> Some records
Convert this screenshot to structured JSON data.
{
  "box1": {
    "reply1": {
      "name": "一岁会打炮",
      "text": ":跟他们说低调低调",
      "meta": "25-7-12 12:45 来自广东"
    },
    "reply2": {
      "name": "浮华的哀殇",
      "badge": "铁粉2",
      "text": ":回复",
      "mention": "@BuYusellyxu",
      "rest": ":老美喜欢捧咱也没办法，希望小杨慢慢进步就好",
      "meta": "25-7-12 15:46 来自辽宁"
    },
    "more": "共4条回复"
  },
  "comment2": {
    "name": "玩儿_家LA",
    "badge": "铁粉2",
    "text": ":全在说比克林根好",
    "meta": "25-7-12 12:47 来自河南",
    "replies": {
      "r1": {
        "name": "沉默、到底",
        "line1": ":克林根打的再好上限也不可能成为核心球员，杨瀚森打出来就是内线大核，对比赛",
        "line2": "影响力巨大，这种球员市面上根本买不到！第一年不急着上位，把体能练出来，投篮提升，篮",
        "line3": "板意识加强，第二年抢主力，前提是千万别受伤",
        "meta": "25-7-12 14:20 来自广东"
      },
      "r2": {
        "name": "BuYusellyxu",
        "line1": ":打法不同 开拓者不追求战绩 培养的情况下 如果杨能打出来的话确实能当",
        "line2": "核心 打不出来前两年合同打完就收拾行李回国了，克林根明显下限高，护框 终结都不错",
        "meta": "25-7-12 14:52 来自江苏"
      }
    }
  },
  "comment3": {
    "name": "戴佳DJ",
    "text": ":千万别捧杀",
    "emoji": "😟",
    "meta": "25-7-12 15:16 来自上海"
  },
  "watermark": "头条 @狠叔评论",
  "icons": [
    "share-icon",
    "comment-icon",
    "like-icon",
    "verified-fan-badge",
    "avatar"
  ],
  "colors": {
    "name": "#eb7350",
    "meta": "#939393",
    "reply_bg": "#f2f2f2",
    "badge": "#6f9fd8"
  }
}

> The problem
Every entry should be printed again exactly as written.

> Response for this exercise
Convert this screenshot to structured JSON data.
{
  "box1": {
    "reply1": {
      "name": "一岁会打炮",
      "text": ":跟他们说低调低调",
      "meta": "25-7-12 12:45 来自广东"
    },
    "reply2": {
      "name": "浮华的哀殇",
      "badge": "铁粉2",
      "text": ":回复",
      "mention": "@BuYusellyxu",
      "rest": ":老美喜欢捧咱也没办法，希望小杨慢慢进步就好",
      "meta": "25-7-12 15:46 来自辽宁"
    },
    "more": "共4条回复"
  },
  "comment2": {
    "name": "玩儿_家LA",
    "badge": "铁粉2",
    "text": ":全在说比克林根好",
    "meta": "25-7-12 12:47 来自河南",
    "replies": {
      "r1": {
        "name": "沉默、到底",
        "line1": ":克林根打的再好上限也不可能成为核心球员，杨瀚森打出来就是内线大核，对比赛",
        "line2": "影响力巨大，这种球员市面上根本买不到！第一年不急着上位，把体能练出来，投篮提升，篮",
        "line3": "板意识加强，第二年抢主力，前提是千万别受伤",
        "meta": "25-7-12 14:20 来自广东"
      },
      "r2": {
        "name": "BuYusellyxu",
        "line1": ":打法不同 开拓者不追求战绩 培养的情况下 如果杨能打出来的话确实能当",
        "line2": "核心 打不出来前两年合同打完就收拾行李回国了，克林根明显下限高，护框 终结都不错",
        "meta": "25-7-12 14:52 来自江苏"
      }
    }
  },
  "comment3": {
    "name": "戴佳DJ",
    "text": ":千万别捧杀",
    "emoji": "😟",
    "meta": "25-7-12 15:16 来自上海"
  },
  "watermark": "头条 @狠叔评论",
  "icons": [
    "share-icon",
    "comment-icon",
    "like-icon",
    "verified-fan-badge",
    "avatar"
  ],
  "colors": {
    "name": "#eb7350",
    "meta": "#939393",
    "reply_bg": "#f2f2f2",
    "badge": "#6f9fd8"
  }
}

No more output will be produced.